_WHAT YOU HAVE TO DO_
Identify the lines that contain the string "JSON" and copy all of them.

_DATA ROWS_

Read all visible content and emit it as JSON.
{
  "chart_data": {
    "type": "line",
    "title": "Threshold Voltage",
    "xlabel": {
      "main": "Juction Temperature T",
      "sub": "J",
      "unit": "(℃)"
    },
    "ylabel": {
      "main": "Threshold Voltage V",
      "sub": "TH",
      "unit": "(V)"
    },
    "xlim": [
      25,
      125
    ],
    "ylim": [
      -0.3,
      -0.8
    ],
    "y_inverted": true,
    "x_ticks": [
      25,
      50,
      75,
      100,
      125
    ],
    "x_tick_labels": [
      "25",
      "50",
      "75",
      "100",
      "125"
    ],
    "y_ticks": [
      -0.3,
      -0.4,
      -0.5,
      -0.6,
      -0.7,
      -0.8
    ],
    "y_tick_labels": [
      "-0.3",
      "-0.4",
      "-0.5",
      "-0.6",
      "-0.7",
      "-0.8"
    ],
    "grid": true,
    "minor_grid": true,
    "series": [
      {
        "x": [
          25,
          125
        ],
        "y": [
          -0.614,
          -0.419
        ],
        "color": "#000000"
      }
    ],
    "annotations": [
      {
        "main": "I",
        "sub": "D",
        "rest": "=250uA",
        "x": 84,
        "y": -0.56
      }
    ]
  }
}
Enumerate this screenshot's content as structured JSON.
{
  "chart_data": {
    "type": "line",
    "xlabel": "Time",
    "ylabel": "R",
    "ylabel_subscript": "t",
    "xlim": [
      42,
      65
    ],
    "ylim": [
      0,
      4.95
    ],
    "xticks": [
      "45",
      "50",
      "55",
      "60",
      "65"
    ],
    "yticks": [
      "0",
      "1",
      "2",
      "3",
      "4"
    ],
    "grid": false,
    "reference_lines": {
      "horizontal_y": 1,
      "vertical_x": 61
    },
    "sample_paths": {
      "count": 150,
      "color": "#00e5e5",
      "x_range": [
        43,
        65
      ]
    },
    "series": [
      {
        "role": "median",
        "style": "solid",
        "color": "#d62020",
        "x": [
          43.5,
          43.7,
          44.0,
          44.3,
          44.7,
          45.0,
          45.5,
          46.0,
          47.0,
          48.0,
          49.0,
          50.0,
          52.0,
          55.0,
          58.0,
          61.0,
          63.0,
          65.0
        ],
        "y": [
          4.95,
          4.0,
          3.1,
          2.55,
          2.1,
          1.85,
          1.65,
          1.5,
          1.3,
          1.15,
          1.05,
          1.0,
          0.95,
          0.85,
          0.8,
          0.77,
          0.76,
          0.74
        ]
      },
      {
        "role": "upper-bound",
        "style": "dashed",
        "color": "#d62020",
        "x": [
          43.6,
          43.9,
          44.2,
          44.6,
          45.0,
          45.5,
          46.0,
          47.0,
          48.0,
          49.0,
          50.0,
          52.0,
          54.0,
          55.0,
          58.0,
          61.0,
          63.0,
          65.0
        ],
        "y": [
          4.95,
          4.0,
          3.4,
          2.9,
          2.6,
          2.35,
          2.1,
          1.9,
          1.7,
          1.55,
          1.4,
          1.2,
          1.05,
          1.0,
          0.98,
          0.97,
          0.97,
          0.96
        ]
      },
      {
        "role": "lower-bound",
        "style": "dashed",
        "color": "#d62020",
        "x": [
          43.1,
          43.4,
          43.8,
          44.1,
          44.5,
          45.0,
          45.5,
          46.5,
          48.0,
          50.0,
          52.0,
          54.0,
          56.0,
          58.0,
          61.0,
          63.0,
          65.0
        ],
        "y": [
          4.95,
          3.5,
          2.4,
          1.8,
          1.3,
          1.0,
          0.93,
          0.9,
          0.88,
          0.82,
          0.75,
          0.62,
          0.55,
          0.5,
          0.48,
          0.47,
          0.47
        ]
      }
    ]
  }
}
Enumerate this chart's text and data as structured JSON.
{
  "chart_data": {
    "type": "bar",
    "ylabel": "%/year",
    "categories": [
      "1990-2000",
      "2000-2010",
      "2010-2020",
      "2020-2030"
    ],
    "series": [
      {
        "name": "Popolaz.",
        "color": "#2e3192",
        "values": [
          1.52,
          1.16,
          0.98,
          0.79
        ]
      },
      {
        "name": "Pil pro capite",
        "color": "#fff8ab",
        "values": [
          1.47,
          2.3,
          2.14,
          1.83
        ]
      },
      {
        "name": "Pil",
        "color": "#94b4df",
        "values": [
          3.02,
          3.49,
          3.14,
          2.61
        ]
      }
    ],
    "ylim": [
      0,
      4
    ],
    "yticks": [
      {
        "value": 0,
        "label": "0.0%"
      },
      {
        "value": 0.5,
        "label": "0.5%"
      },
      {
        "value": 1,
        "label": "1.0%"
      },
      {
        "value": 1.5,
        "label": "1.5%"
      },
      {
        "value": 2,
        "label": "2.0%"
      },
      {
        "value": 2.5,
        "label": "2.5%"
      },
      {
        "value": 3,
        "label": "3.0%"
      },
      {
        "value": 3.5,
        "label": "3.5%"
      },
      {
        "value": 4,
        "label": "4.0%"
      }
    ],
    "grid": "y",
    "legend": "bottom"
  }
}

_RESULT_
Read all visible content and emit it as JSON.
Enumerate this screenshot's content as structured JSON.
Enumerate this chart's text and data as structured JSON.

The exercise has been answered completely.